• **Data**:
--------

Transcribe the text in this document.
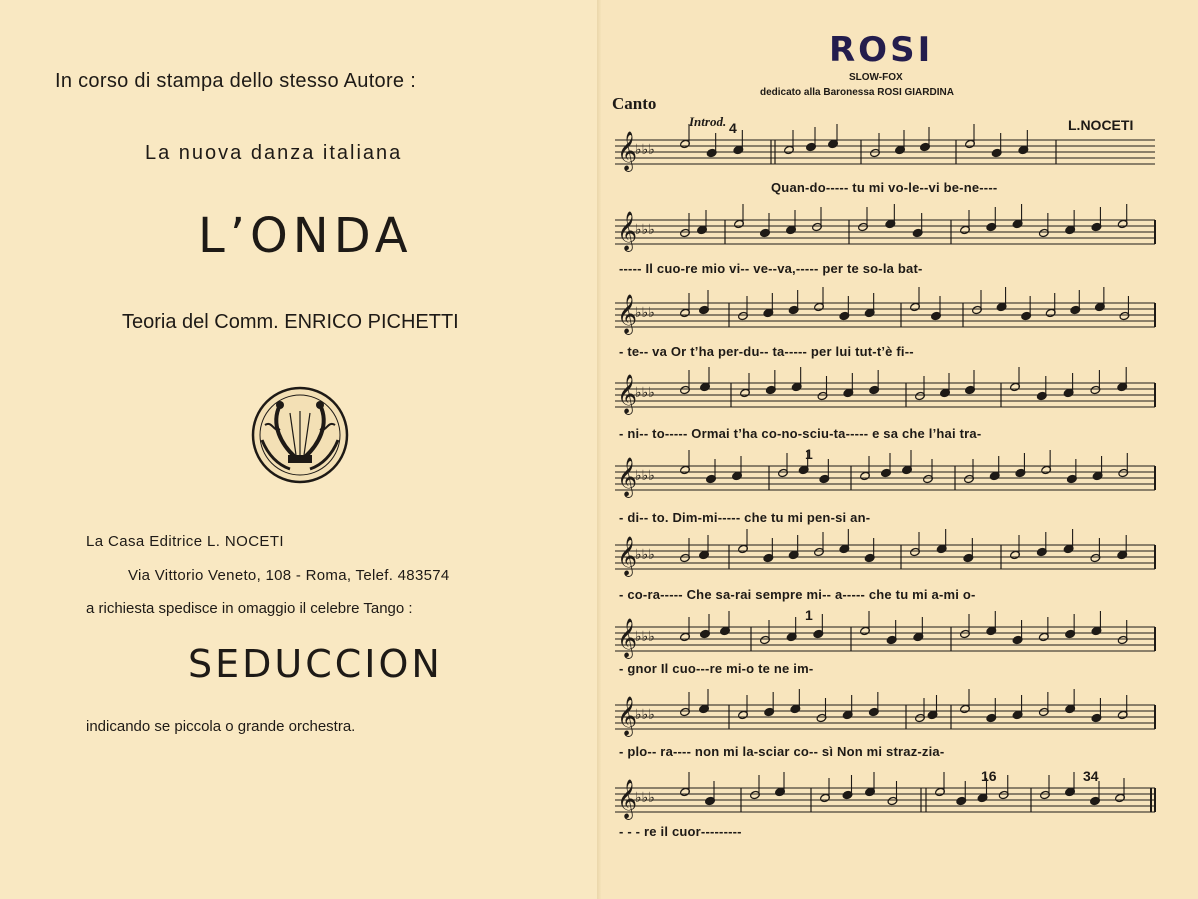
In corso di stampa dello stesso Autore :
La nuova danza italiana
L’ONDA
Teoria del Comm. ENRICO PICHETTI
La Casa Editrice L. NOCETI
Via Vittorio Veneto, 108 - Roma, Telef. 483574
a richiesta spedisce in omaggio il celebre Tango :
SEDUCCION
indicando se piccola o grande orchestra.
ROSI
SLOW-FOX
dedicato alla Baronessa ROSI GIARDINA
Canto
Introd.	L.NOCETI
𝄞
♭♭♭
𝄞
♭♭♭
𝄞
♭♭♭
𝄞
♭♭♭
𝄞
♭♭♭
𝄞
♭♭♭
𝄞
♭♭♭
𝄞
♭♭♭
𝄞
♭♭♭
Quan-do----- tu mi vo-le--vi be-ne----
4
----- Il cuo-re mio vi-- ve--va,----- per te so-la bat-
- te-- va Or t’ha per-du-- ta----- per lui tut-t’è fi--
- ni-- to----- Ormai t’ha co-no-sciu-ta----- e sa che l’hai tra-
- di-- to. Dim-mi----- che tu mi pen-si an-
1
- co-ra----- Che sa-rai sempre mi-- a----- che tu mi a-mi o-
- gnor Il cuo---re mi-o te ne im-
1
- plo-- ra---- non mi la-sciar co-- sì Non mi straz-zia-
- - - re il cuor---------
16	34
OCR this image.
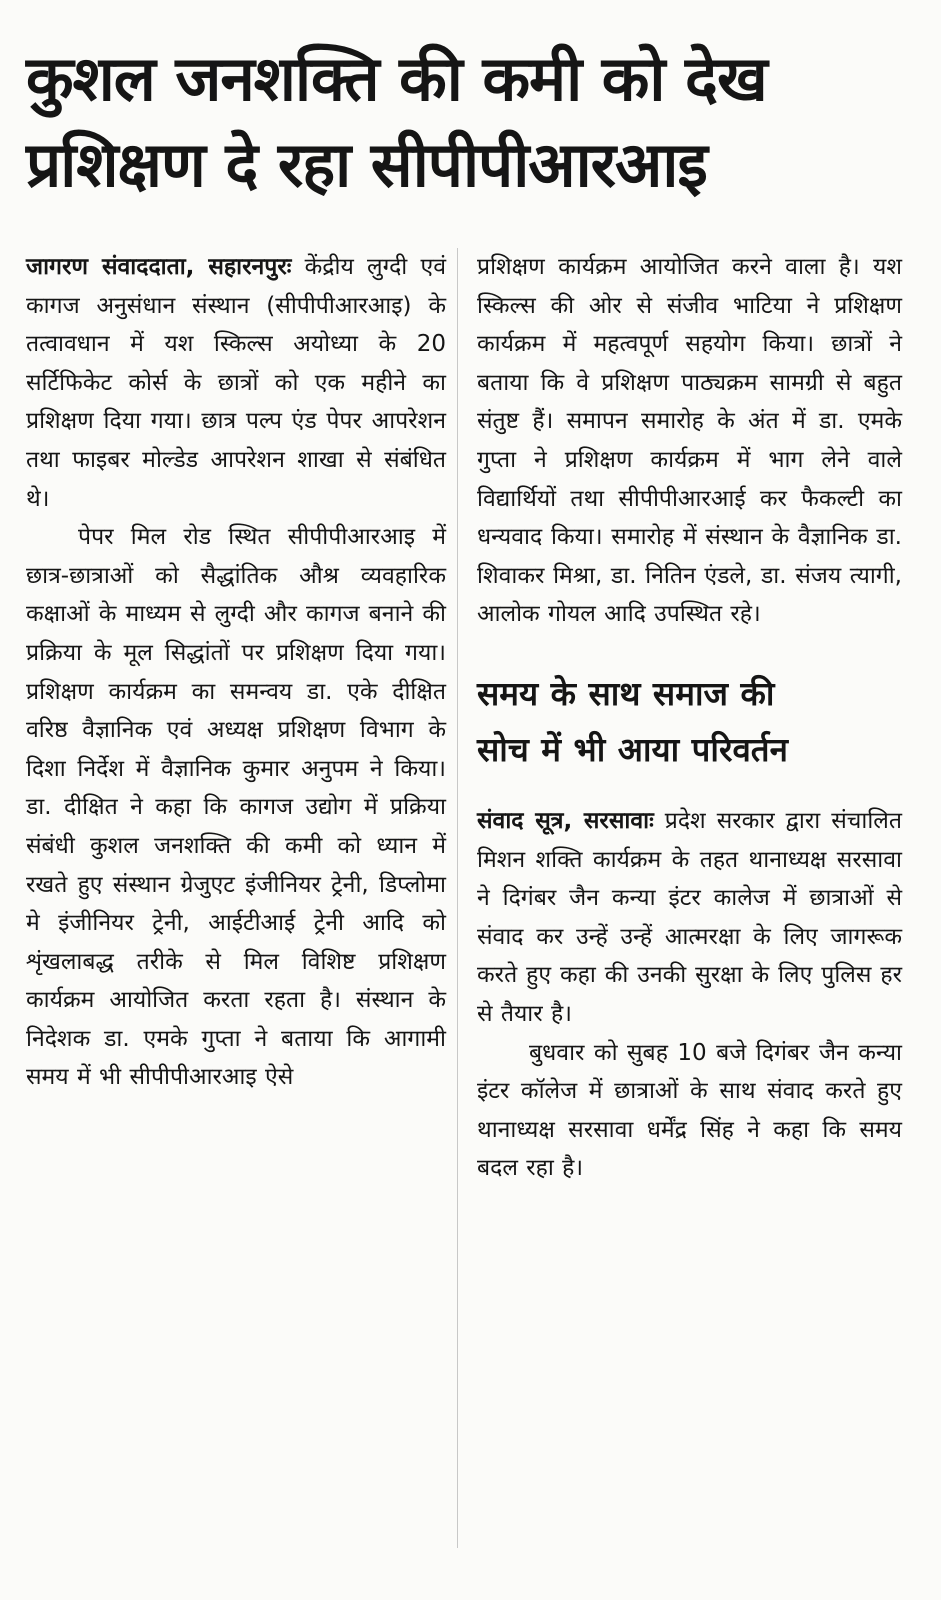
कुशल जनशक्ति की कमी को देख
प्रशिक्षण दे रहा सीपीपीआरआइ

जागरण संवाददाता, सहारनपुरः केंद्रीय लुग्दी एवं कागज अनुसंधान संस्थान (सीपीपीआरआइ) के तत्वावधान में यश स्किल्स अयोध्या के 20 सर्टिफिकेट कोर्स के छात्रों को एक महीने का प्रशिक्षण दिया गया। छात्र पल्प एंड पेपर आपरेशन तथा फाइबर मोल्डेड आपरेशन शाखा से संबंधित थे।

पेपर मिल रोड स्थित सीपीपीआरआइ में छात्र-छात्राओं को सैद्धांतिक औश्र व्यवहारिक कक्षाओं के माध्यम से लुग्दी और कागज बनाने की प्रक्रिया के मूल सिद्धांतों पर प्रशिक्षण दिया गया। प्रशिक्षण कार्यक्रम का समन्वय डा. एके दीक्षित वरिष्ठ वैज्ञानिक एवं अध्यक्ष प्रशिक्षण विभाग के दिशा निर्देश में वैज्ञानिक कुमार अनुपम ने किया। डा. दीक्षित ने कहा कि कागज उद्योग में प्रक्रिया संबंधी कुशल जनशक्ति की कमी को ध्यान में रखते हुए संस्थान ग्रेजुएट इंजीनियर ट्रेनी, डिप्लोमा मे इंजीनियर ट्रेनी, आईटीआई ट्रेनी आदि को शृंखलाबद्ध तरीके से मिल विशिष्ट प्रशिक्षण कार्यक्रम आयोजित करता रहता है। संस्थान के निदेशक डा. एमके गुप्ता ने बताया कि आगामी समय में भी सीपीपीआरआइ ऐसे

प्रशिक्षण कार्यक्रम आयोजित करने वाला है। यश स्किल्स की ओर से संजीव भाटिया ने प्रशिक्षण कार्यक्रम में महत्वपूर्ण सहयोग किया। छात्रों ने बताया कि वे प्रशिक्षण पाठ्यक्रम सामग्री से बहुत संतुष्ट हैं। समापन समारोह के अंत में डा. एमके गुप्ता ने प्रशिक्षण कार्यक्रम में भाग लेने वाले विद्यार्थियों तथा सीपीपीआरआई कर फैकल्टी का धन्यवाद किया। समारोह में संस्थान के वैज्ञानिक डा. शिवाकर मिश्रा, डा. नितिन एंडले, डा. संजय त्यागी, आलोक गोयल आदि उपस्थित रहे।

समय के साथ समाज की
सोच में भी आया परिवर्तन

संवाद सूत्र, सरसावाः प्रदेश सरकार द्वारा संचालित मिशन शक्ति कार्यक्रम के तहत थानाध्यक्ष सरसावा ने दिगंबर जैन कन्या इंटर कालेज में छात्राओं से संवाद कर उन्हें उन्हें आत्मरक्षा के लिए जागरूक करते हुए कहा की उनकी सुरक्षा के लिए पुलिस हर से तैयार है।

बुधवार को सुबह 10 बजे दिगंबर जैन कन्या इंटर कॉलेज में छात्राओं के साथ संवाद करते हुए थानाध्यक्ष सरसावा धर्मेंद्र सिंह ने कहा कि समय बदल रहा है।
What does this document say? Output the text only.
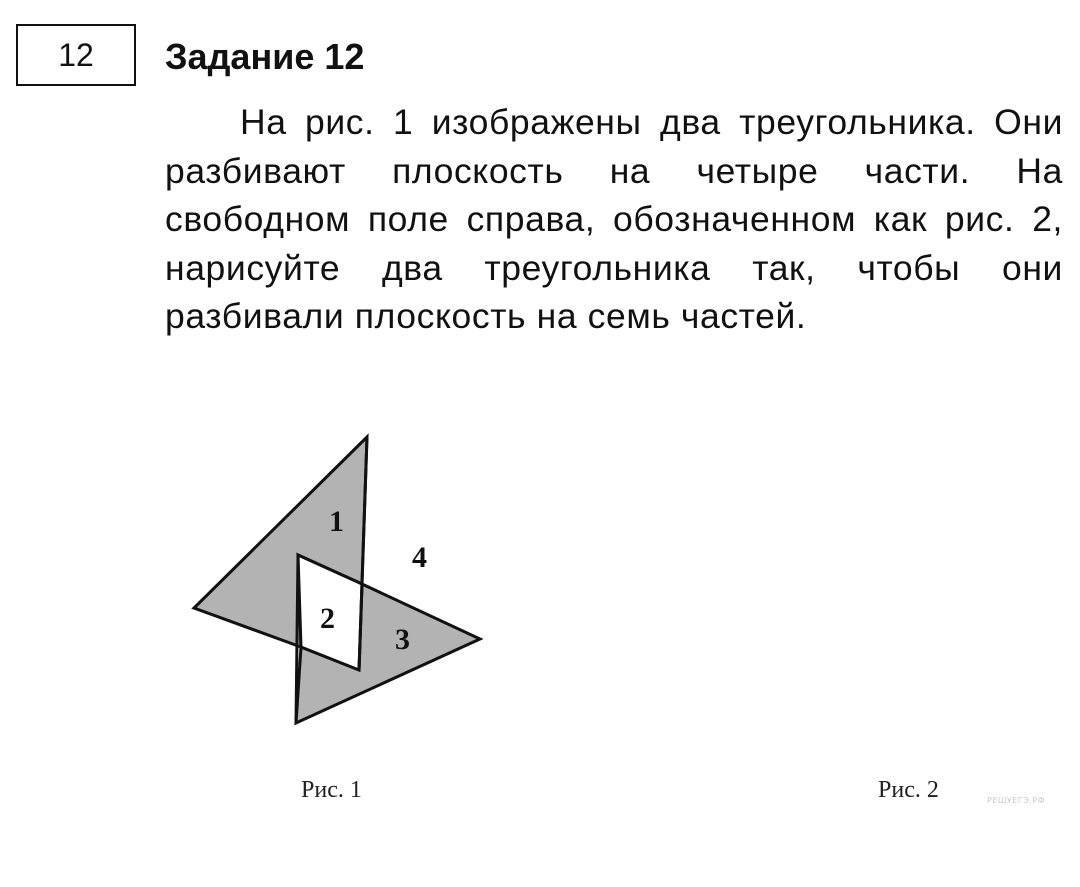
12 Задание 12

На рис. 1 изображены два треугольника. Они разбивают плоскость на четыре части. На свободном поле справа, обозначенном как рис. 2, нарисуйте два треугольника так, чтобы они разбивали плоскость на семь частей.

1
2
3
4
Рис. 1	Рис. 2	РЕШУЕГЭ.РФ
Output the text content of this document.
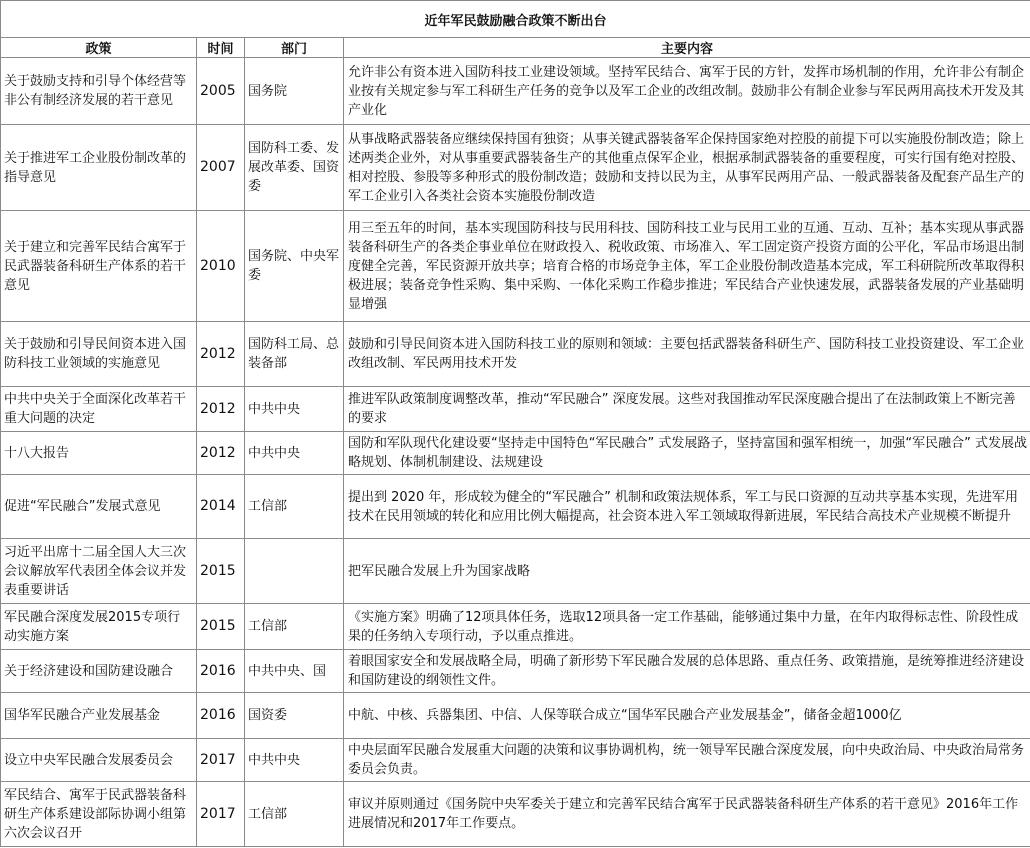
近年军民鼓励融合政策不断出台			
政策	时间	部门	主要内容
关于鼓励支持和引导个体经营等非公有制经济发展的若干意见	2005	国务院	允许非公有资本进入国防科技工业建设领域。坚持军民结合、寓军于民的方针，发挥市场机制的作用，允许非公有制企业按有关规定参与军工科研生产任务的竞争以及军工企业的改组改制。鼓励非公有制企业参与军民两用高技术开发及其产业化
关于推进军工企业股份制改革的指导意见	2007	国防科工委、发展改革委、国资委	从事战略武器装备应继续保持国有独资；从事关键武器装备军企保持国家绝对控股的前提下可以实施股份制改造；除上述两类企业外，对从事重要武器装备生产的其他重点保军企业，根据承制武器装备的重要程度，可实行国有绝对控股、相对控股、参股等多种形式的股份制改造；鼓励和支持以民为主，从事军民两用产品、一般武器装备及配套产品生产的军工企业引入各类社会资本实施股份制改造
关于建立和完善军民结合寓军于民武器装备科研生产体系的若干意见	2010	国务院、中央军委	用三至五年的时间，基本实现国防科技与民用科技、国防科技工业与民用工业的互通、互动、互补；基本实现从事武器装备科研生产的各类企事业单位在财政投入、税收政策、市场准入、军工固定资产投资方面的公平化，军品市场退出制度健全完善，军民资源开放共享；培育合格的市场竞争主体，军工企业股份制改造基本完成，军工科研院所改革取得积极进展；装备竞争性采购、集中采购、一体化采购工作稳步推进；军民结合产业快速发展，武器装备发展的产业基础明显增强
关于鼓励和引导民间资本进入国防科技工业领域的实施意见	2012	国防科工局、总装备部	鼓励和引导民间资本进入国防科技工业的原则和领域：主要包括武器装备科研生产、国防科技工业投资建设、军工企业改组改制、军民两用技术开发
中共中央关于全面深化改革若干重大问题的决定	2012	中共中央	推进军队政策制度调整改革，推动“军民融合” 深度发展。这些对我国推动军民深度融合提出了在法制政策上不断完善的要求
十八大报告	2012	中共中央	国防和军队现代化建设要“坚持走中国特色“军民融合” 式发展路子，坚持富国和强军相统一，加强“军民融合” 式发展战略规划、体制机制建设、法规建设
促进“军民融合”发展式意见	2014	工信部	提出到 2020 年，形成较为健全的“军民融合” 机制和政策法规体系，军工与民口资源的互动共享基本实现，先进军用技术在民用领域的转化和应用比例大幅提高，社会资本进入军工领域取得新进展，军民结合高技术产业规模不断提升
习近平出席十二届全国人大三次会议解放军代表团全体会议并发表重要讲话	2015		把军民融合发展上升为国家战略
军民融合深度发展2015专项行动实施方案	2015	工信部	《实施方案》明确了12项具体任务，选取12项具备一定工作基础，能够通过集中力量，在年内取得标志性、阶段性成果的任务纳入专项行动，予以重点推进。
关于经济建设和国防建设融合	2016	中共中央、国	着眼国家安全和发展战略全局，明确了新形势下军民融合发展的总体思路、重点任务、政策措施，是统筹推进经济建设和国防建设的纲领性文件。
国华军民融合产业发展基金	2016	国资委	中航、中核、兵器集团、中信、人保等联合成立“国华军民融合产业发展基金”，储备金超1000亿
设立中央军民融合发展委员会	2017	中共中央	中央层面军民融合发展重大问题的决策和议事协调机构，统一领导军民融合深度发展，向中央政治局、中央政治局常务委员会负责。
军民结合、寓军于民武器装备科研生产体系建设部际协调小组第六次会议召开	2017	工信部	审议并原则通过《国务院中央军委关于建立和完善军民结合寓军于民武器装备科研生产体系的若干意见》2016年工作进展情况和2017年工作要点。
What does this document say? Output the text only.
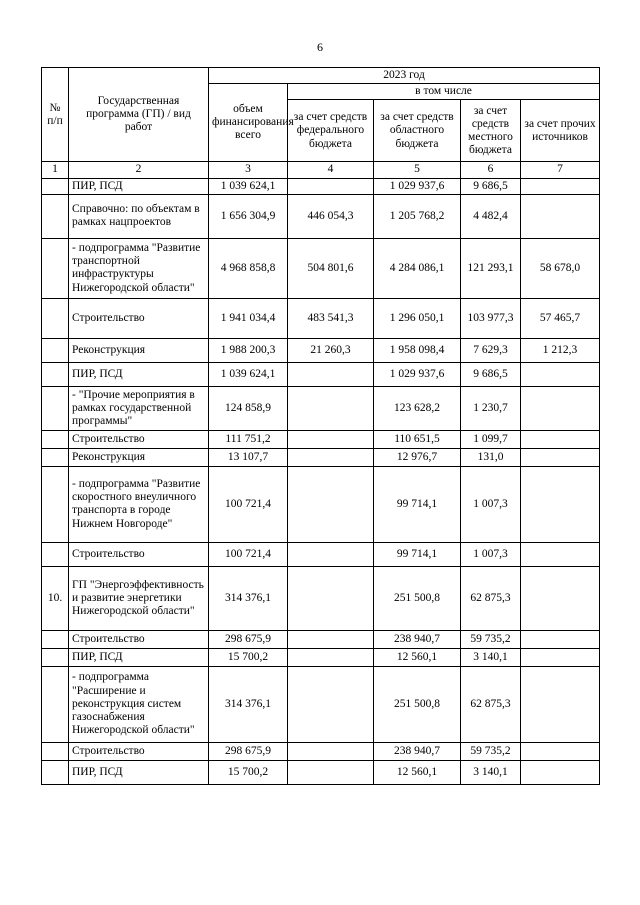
6
№ п/п	Государственная программа (ГП) / вид работ	2023 год				
		объем финансирования всего	в том числе			
			за счет средств федерального бюджета	за счет средств областного бюджета	за счет средств местного бюджета	за счет прочих источников
1	2	3	4	5	6	7
	ПИР, ПСД	1 039 624,1		1 029 937,6	9 686,5	
	Справочно: по объектам в рамках нацпроектов	1 656 304,9	446 054,3	1 205 768,2	4 482,4	
	- подпрограмма "Развитие транспортной инфраструктуры Нижегородской области"	4 968 858,8	504 801,6	4 284 086,1	121 293,1	58 678,0
	Строительство	1 941 034,4	483 541,3	1 296 050,1	103 977,3	57 465,7
	Реконструкция	1 988 200,3	21 260,3	1 958 098,4	7 629,3	1 212,3
	ПИР, ПСД	1 039 624,1		1 029 937,6	9 686,5	
	- "Прочие мероприятия в рамках государственной программы"	124 858,9		123 628,2	1 230,7	
	Строительство	111 751,2		110 651,5	1 099,7	
	Реконструкция	13 107,7		12 976,7	131,0	
	- подпрограмма "Развитие скоростного внеуличного транспорта в городе Нижнем Новгороде"	100 721,4		99 714,1	1 007,3	
	Строительство	100 721,4		99 714,1	1 007,3	
10.	ГП "Энергоэффективность и развитие энергетики Нижегородской области"	314 376,1		251 500,8	62 875,3	
	Строительство	298 675,9		238 940,7	59 735,2	
	ПИР, ПСД	15 700,2		12 560,1	3 140,1	
	- подпрограмма "Расширение и реконструкция систем газоснабжения Нижегородской области"	314 376,1		251 500,8	62 875,3	
	Строительство	298 675,9		238 940,7	59 735,2	
	ПИР, ПСД	15 700,2		12 560,1	3 140,1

--------

• **Stated task**: Copy out every line from the records that has the word "中共中央".

• **Task solution**:
中共中央关于全面深化改革若干重大问题的决定	2012	中共中央	推进军队政策制度调整改革，推动“军民融合” 深度发展。这些对我国推动军民深度融合提出了在法制政策上不断完善的要求
十八大报告	2012	中共中央	国防和军队现代化建设要“坚持走中国特色“军民融合” 式发展路子，坚持富国和强军相统一，加强“军民融合” 式发展战略规划、体制机制建设、法规建设
关于经济建设和国防建设融合	2016	中共中央、国	着眼国家安全和发展战略全局，明确了新形势下军民融合发展的总体思路、重点任务、政策措施，是统筹推进经济建设和国防建设的纲领性文件。
设立中央军民融合发展委员会	2017	中共中央	中央层面军民融合发展重大问题的决策和议事协调机构，统一领导军民融合深度发展，向中央政治局、中央政治局常务委员会负责。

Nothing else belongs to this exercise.